* **Goal of the exercise**
In how many lines of the listing below does "Beddays" appear? Reply with the number only.

* **Extracted records**
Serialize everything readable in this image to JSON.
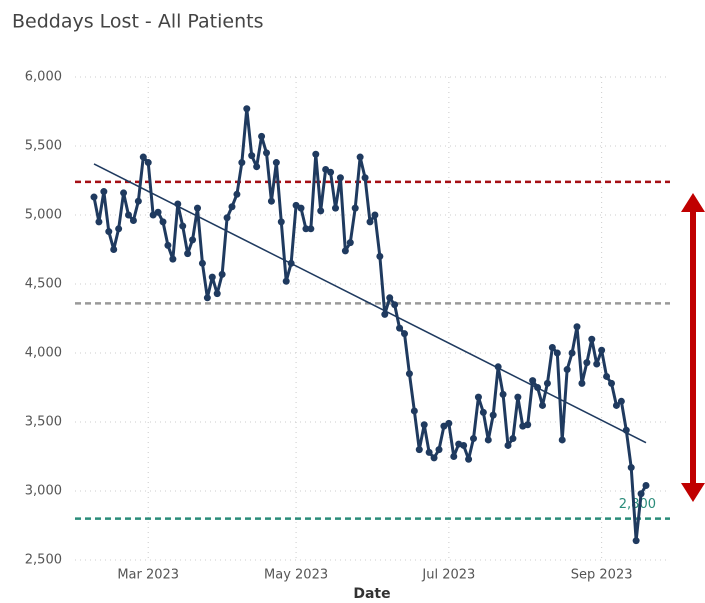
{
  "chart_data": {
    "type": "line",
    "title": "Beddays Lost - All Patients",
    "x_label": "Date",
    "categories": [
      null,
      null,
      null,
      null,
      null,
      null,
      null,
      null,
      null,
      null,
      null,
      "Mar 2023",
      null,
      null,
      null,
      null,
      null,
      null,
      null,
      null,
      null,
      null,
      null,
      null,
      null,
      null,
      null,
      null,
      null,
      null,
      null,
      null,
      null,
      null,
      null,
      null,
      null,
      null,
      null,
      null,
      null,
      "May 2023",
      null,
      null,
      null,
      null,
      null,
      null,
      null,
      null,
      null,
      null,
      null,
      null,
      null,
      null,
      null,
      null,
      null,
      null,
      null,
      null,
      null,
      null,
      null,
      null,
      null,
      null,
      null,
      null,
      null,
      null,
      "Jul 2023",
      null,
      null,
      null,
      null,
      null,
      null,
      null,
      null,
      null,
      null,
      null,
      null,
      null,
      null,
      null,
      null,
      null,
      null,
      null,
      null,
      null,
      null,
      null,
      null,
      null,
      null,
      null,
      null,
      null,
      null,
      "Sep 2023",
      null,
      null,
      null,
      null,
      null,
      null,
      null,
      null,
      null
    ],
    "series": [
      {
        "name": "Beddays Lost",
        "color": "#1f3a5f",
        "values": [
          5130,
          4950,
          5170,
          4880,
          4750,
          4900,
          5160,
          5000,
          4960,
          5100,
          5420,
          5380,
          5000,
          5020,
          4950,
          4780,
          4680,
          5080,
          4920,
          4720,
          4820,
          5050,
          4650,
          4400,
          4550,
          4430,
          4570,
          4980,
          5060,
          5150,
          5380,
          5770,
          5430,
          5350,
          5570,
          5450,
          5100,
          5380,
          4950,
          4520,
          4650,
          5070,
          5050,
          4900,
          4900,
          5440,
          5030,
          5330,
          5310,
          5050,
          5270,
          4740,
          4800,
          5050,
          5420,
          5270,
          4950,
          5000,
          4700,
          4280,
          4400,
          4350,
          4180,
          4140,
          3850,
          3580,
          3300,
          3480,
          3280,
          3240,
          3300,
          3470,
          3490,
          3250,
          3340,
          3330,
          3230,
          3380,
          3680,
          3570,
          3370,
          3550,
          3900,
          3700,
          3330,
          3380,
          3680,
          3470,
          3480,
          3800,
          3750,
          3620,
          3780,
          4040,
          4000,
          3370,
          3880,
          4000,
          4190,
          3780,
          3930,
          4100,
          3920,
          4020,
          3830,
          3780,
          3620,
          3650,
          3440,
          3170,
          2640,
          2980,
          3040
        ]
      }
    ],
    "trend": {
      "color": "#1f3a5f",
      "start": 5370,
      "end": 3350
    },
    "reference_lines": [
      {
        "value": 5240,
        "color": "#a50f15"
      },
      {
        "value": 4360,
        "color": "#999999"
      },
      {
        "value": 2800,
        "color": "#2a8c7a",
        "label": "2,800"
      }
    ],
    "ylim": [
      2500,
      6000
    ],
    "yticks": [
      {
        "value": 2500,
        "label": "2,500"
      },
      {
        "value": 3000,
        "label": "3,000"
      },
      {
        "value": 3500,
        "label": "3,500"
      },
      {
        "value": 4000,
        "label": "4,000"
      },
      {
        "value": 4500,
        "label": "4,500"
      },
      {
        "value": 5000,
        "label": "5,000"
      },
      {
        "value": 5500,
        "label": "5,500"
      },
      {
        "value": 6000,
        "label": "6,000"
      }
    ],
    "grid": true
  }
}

* **Exercise solution**
2